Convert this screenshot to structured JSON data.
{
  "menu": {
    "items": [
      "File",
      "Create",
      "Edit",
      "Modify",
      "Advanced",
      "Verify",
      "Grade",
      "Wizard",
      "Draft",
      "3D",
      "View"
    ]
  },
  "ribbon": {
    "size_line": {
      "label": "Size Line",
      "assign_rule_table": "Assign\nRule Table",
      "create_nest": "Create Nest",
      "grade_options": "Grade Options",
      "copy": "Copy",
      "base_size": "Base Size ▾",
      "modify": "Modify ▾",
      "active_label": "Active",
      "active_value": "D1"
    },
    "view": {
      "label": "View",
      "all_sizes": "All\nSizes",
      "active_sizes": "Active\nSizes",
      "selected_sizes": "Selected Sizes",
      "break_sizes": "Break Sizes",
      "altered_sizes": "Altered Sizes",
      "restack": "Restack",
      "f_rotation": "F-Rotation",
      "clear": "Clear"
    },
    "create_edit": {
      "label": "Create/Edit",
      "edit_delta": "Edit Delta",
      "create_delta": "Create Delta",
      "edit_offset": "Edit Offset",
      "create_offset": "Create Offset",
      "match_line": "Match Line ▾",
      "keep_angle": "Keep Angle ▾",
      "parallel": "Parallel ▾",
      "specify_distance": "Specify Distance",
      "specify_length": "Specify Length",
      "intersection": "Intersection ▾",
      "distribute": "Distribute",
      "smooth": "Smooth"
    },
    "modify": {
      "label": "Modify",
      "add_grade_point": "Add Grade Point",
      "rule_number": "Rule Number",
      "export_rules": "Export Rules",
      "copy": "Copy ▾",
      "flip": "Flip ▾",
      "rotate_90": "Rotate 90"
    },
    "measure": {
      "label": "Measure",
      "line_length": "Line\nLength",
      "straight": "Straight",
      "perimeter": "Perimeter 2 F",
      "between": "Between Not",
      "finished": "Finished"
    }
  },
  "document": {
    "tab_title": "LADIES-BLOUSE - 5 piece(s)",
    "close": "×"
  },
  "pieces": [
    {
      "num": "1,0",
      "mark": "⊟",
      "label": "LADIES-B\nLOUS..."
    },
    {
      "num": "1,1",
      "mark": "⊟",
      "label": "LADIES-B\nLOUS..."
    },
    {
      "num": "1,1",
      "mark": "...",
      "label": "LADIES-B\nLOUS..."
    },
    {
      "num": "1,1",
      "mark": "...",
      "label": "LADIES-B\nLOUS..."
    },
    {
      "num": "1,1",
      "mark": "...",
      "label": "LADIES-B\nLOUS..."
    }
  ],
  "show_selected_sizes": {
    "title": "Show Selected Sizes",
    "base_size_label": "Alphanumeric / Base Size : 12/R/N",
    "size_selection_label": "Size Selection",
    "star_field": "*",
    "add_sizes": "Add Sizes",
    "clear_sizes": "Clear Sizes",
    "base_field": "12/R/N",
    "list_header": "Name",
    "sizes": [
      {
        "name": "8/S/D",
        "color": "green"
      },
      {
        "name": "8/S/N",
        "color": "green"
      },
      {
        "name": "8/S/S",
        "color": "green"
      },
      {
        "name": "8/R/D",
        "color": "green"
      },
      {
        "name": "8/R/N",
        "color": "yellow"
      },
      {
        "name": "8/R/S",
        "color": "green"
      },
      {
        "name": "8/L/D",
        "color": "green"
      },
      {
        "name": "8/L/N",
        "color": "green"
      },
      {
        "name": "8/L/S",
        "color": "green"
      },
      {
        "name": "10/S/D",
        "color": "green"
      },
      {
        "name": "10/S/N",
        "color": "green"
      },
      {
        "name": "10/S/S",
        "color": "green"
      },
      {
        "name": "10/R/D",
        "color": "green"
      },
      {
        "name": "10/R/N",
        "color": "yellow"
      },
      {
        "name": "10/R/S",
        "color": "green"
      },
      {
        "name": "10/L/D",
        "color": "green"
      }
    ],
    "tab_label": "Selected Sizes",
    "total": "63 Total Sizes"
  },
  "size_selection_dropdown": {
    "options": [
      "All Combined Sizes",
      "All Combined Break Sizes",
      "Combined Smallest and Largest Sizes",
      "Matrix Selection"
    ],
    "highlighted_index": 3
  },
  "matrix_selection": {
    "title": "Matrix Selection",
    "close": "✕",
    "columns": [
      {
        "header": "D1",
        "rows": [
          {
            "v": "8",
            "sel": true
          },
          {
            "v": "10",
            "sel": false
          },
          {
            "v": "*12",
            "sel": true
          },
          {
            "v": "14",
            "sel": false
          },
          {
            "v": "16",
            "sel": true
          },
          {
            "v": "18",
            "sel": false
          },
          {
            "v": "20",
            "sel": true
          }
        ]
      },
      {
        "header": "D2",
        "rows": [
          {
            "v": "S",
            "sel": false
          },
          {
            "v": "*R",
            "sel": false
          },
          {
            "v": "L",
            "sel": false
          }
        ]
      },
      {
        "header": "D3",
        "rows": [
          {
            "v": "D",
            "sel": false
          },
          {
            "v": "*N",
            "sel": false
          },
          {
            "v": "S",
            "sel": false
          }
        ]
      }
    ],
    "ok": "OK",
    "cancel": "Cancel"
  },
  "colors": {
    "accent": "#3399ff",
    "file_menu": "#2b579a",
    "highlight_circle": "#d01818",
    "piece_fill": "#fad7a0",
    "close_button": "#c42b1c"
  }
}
=====
Given task ->
Return each line of the data exactly as written above.

Worked solution ->
Convert this screenshot to structured JSON data.
{
  "menu": {
    "items": [
      "File",
      "Create",
      "Edit",
      "Modify",
      "Advanced",
      "Verify",
      "Grade",
      "Wizard",
      "Draft",
      "3D",
      "View"
    ]
  },
  "ribbon": {
    "size_line": {
      "label": "Size Line",
      "assign_rule_table": "Assign\nRule Table",
      "create_nest": "Create Nest",
      "grade_options": "Grade Options",
      "copy": "Copy",
      "base_size": "Base Size ▾",
      "modify": "Modify ▾",
      "active_label": "Active",
      "active_value": "D1"
    },
    "view": {
      "label": "View",
      "all_sizes": "All\nSizes",
      "active_sizes": "Active\nSizes",
      "selected_sizes": "Selected Sizes",
      "break_sizes": "Break Sizes",
      "altered_sizes": "Altered Sizes",
      "restack": "Restack",
      "f_rotation": "F-Rotation",
      "clear": "Clear"
    },
    "create_edit": {
      "label": "Create/Edit",
      "edit_delta": "Edit Delta",
      "create_delta": "Create Delta",
      "edit_offset": "Edit Offset",
      "create_offset": "Create Offset",
      "match_line": "Match Line ▾",
      "keep_angle": "Keep Angle ▾",
      "parallel": "Parallel ▾",
      "specify_distance": "Specify Distance",
      "specify_length": "Specify Length",
      "intersection": "Intersection ▾",
      "distribute": "Distribute",
      "smooth": "Smooth"
    },
    "modify": {
      "label": "Modify",
      "add_grade_point": "Add Grade Point",
      "rule_number": "Rule Number",
      "export_rules": "Export Rules",
      "copy": "Copy ▾",
      "flip": "Flip ▾",
      "rotate_90": "Rotate 90"
    },
    "measure": {
      "label": "Measure",
      "line_length": "Line\nLength",
      "straight": "Straight",
      "perimeter": "Perimeter 2 F",
      "between": "Between Not",
      "finished": "Finished"
    }
  },
  "document": {
    "tab_title": "LADIES-BLOUSE - 5 piece(s)",
    "close": "×"
  },
  "pieces": [
    {
      "num": "1,0",
      "mark": "⊟",
      "label": "LADIES-B\nLOUS..."
    },
    {
      "num": "1,1",
      "mark": "⊟",
      "label": "LADIES-B\nLOUS..."
    },
    {
      "num": "1,1",
      "mark": "...",
      "label": "LADIES-B\nLOUS..."
    },
    {
      "num": "1,1",
      "mark": "...",
      "label": "LADIES-B\nLOUS..."
    },
    {
      "num": "1,1",
      "mark": "...",
      "label": "LADIES-B\nLOUS..."
    }
  ],
  "show_selected_sizes": {
    "title": "Show Selected Sizes",
    "base_size_label": "Alphanumeric / Base Size : 12/R/N",
    "size_selection_label": "Size Selection",
    "star_field": "*",
    "add_sizes": "Add Sizes",
    "clear_sizes": "Clear Sizes",
    "base_field": "12/R/N",
    "list_header": "Name",
    "sizes": [
      {
        "name": "8/S/D",
        "color": "green"
      },
      {
        "name": "8/S/N",
        "color": "green"
      },
      {
        "name": "8/S/S",
        "color": "green"
      },
      {
        "name": "8/R/D",
        "color": "green"
      },
      {
        "name": "8/R/N",
        "color": "yellow"
      },
      {
        "name": "8/R/S",
        "color": "green"
      },
      {
        "name": "8/L/D",
        "color": "green"
      },
      {
        "name": "8/L/N",
        "color": "green"
      },
      {
        "name": "8/L/S",
        "color": "green"
      },
      {
        "name": "10/S/D",
        "color": "green"
      },
      {
        "name": "10/S/N",
        "color": "green"
      },
      {
        "name": "10/S/S",
        "color": "green"
      },
      {
        "name": "10/R/D",
        "color": "green"
      },
      {
        "name": "10/R/N",
        "color": "yellow"
      },
      {
        "name": "10/R/S",
        "color": "green"
      },
      {
        "name": "10/L/D",
        "color": "green"
      }
    ],
    "tab_label": "Selected Sizes",
    "total": "63 Total Sizes"
  },
  "size_selection_dropdown": {
    "options": [
      "All Combined Sizes",
      "All Combined Break Sizes",
      "Combined Smallest and Largest Sizes",
      "Matrix Selection"
    ],
    "highlighted_index": 3
  },
  "matrix_selection": {
    "title": "Matrix Selection",
    "close": "✕",
    "columns": [
      {
        "header": "D1",
        "rows": [
          {
            "v": "8",
            "sel": true
          },
          {
            "v": "10",
            "sel": false
          },
          {
            "v": "*12",
            "sel": true
          },
          {
            "v": "14",
            "sel": false
          },
          {
            "v": "16",
            "sel": true
          },
          {
            "v": "18",
            "sel": false
          },
          {
            "v": "20",
            "sel": true
          }
        ]
      },
      {
        "header": "D2",
        "rows": [
          {
            "v": "S",
            "sel": false
          },
          {
            "v": "*R",
            "sel": false
          },
          {
            "v": "L",
            "sel": false
          }
        ]
      },
      {
        "header": "D3",
        "rows": [
          {
            "v": "D",
            "sel": false
          },
          {
            "v": "*N",
            "sel": false
          },
          {
            "v": "S",
            "sel": false
          }
        ]
      }
    ],
    "ok": "OK",
    "cancel": "Cancel"
  },
  "colors": {
    "accent": "#3399ff",
    "file_menu": "#2b579a",
    "highlight_circle": "#d01818",
    "piece_fill": "#fad7a0",
    "close_button": "#c42b1c"
  }
}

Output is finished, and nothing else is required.